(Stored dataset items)
--

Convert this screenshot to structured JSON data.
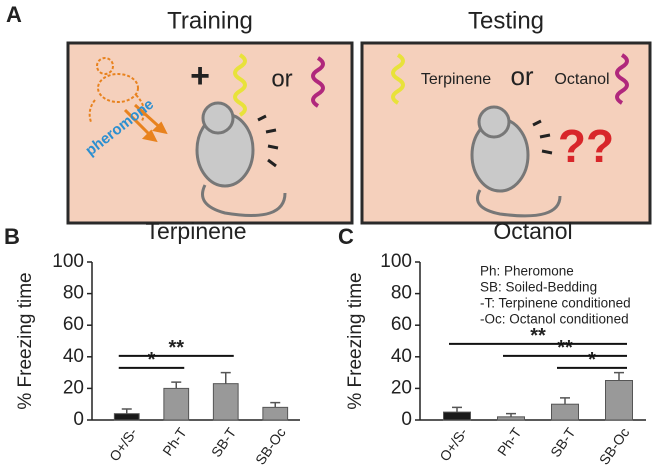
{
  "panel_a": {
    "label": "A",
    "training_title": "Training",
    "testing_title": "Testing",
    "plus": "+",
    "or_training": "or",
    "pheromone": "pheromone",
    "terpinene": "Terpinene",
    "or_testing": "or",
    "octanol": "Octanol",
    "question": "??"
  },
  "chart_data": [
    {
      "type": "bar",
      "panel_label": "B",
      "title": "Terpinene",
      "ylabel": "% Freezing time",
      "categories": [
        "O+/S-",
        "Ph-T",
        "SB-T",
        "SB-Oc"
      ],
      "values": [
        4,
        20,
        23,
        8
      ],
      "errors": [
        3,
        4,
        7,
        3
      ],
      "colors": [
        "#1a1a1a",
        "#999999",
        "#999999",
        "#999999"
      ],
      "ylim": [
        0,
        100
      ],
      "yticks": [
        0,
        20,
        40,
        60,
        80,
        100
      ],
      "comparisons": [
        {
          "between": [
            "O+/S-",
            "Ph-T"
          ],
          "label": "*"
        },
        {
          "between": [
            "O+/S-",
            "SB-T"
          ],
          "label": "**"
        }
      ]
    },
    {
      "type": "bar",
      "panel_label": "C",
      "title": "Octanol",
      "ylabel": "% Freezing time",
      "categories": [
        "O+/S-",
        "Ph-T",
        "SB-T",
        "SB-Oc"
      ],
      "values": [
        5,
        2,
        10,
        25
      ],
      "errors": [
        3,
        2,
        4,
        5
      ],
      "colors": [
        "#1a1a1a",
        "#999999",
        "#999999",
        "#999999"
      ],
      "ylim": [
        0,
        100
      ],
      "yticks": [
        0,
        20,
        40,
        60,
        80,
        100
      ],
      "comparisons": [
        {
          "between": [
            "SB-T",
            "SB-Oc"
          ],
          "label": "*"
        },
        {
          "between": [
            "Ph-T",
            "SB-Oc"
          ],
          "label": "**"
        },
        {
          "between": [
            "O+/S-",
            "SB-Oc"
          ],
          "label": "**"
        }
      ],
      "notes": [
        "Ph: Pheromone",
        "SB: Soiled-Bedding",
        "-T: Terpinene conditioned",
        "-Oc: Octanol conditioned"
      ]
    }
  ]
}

--

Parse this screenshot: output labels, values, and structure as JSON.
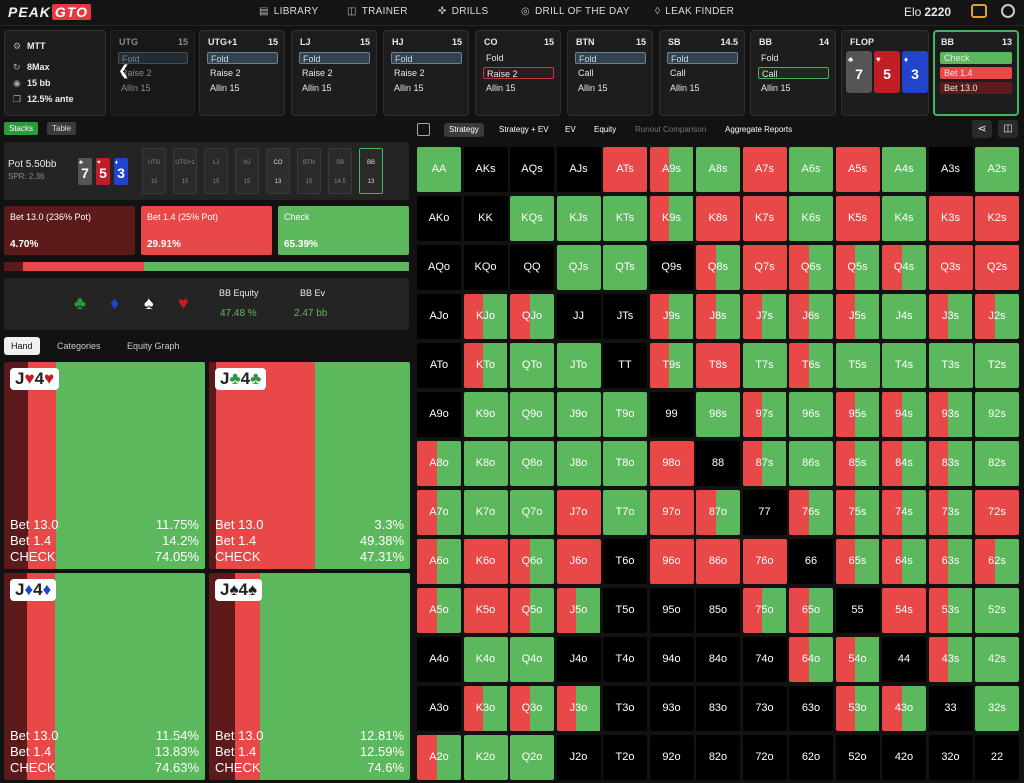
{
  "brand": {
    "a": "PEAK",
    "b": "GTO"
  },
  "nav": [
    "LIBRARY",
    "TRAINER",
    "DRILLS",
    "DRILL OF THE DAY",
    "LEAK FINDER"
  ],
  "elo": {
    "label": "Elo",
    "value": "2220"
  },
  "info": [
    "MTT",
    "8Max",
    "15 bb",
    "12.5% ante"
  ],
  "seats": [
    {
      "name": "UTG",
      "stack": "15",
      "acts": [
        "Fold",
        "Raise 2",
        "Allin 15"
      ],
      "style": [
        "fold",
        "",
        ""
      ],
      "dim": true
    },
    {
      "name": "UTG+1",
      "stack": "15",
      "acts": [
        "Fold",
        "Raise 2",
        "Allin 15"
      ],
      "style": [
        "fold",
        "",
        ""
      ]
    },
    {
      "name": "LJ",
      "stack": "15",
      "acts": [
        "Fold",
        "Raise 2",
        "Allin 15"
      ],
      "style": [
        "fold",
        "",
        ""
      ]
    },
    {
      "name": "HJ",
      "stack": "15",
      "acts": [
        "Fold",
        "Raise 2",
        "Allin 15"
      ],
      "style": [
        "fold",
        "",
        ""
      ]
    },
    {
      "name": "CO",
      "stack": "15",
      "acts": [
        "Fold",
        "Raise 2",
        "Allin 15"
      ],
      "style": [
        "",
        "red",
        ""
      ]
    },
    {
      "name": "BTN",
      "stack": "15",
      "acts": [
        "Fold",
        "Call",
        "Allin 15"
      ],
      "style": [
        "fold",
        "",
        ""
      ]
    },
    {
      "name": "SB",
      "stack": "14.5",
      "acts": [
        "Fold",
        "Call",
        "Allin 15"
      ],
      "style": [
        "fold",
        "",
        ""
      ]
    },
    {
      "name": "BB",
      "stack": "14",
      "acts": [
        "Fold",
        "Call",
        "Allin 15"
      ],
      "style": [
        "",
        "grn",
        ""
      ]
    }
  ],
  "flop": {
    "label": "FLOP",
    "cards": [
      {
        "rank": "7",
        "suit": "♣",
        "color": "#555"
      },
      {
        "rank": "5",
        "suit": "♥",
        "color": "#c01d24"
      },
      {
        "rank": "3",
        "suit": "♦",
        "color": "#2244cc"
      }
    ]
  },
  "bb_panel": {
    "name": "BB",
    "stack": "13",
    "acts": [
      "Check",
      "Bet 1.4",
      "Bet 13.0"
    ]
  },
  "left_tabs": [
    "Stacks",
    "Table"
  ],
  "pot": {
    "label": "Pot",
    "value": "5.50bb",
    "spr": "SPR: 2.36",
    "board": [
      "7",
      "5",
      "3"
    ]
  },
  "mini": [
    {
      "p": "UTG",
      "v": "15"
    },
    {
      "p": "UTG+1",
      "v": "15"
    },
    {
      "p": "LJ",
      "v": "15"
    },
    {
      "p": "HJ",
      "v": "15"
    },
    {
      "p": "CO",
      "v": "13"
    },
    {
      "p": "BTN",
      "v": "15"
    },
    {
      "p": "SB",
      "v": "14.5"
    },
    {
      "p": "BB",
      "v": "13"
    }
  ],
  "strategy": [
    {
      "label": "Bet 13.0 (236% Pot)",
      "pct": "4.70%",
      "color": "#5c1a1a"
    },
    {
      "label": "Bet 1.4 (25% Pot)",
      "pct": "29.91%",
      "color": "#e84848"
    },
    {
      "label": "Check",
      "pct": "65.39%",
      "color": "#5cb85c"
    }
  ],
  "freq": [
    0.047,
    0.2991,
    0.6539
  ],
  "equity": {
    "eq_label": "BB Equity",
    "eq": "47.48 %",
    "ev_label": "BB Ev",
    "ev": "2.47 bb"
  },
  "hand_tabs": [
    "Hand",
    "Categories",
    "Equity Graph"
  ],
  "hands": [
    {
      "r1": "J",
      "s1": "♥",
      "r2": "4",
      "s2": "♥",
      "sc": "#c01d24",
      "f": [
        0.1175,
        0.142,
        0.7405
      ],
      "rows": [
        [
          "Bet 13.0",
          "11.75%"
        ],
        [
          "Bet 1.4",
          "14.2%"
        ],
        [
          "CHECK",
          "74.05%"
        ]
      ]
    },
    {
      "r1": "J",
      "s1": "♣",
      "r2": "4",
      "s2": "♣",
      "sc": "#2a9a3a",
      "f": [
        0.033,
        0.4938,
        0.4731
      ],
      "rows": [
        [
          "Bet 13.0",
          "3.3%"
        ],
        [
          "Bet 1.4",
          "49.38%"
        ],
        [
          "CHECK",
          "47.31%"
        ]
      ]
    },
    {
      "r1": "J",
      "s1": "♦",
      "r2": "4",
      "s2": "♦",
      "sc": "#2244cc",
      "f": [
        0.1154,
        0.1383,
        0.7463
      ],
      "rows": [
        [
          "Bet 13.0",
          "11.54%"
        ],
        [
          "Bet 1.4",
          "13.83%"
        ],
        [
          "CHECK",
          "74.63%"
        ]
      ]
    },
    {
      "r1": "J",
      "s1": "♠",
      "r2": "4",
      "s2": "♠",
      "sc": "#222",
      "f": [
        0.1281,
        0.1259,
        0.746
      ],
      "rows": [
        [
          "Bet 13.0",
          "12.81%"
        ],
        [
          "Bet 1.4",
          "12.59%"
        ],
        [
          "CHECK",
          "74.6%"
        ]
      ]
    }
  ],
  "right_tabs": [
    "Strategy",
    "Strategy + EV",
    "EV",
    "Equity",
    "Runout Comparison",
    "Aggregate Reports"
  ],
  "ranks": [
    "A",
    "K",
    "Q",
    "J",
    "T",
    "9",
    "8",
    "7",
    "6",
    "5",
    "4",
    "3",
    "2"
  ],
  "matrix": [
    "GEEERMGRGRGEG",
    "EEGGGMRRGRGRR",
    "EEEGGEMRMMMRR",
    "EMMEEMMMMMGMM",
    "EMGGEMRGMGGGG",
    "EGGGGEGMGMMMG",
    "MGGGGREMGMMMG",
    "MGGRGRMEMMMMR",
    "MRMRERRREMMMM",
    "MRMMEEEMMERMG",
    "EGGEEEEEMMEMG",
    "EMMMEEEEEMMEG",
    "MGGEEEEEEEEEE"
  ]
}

--

__Set problem__: From the listing above, collect each line in which the string "screenshot" appears.

__Written reply__:
Convert this screenshot to structured JSON data.
Parse this screenshot: output labels, values, and structure as JSON.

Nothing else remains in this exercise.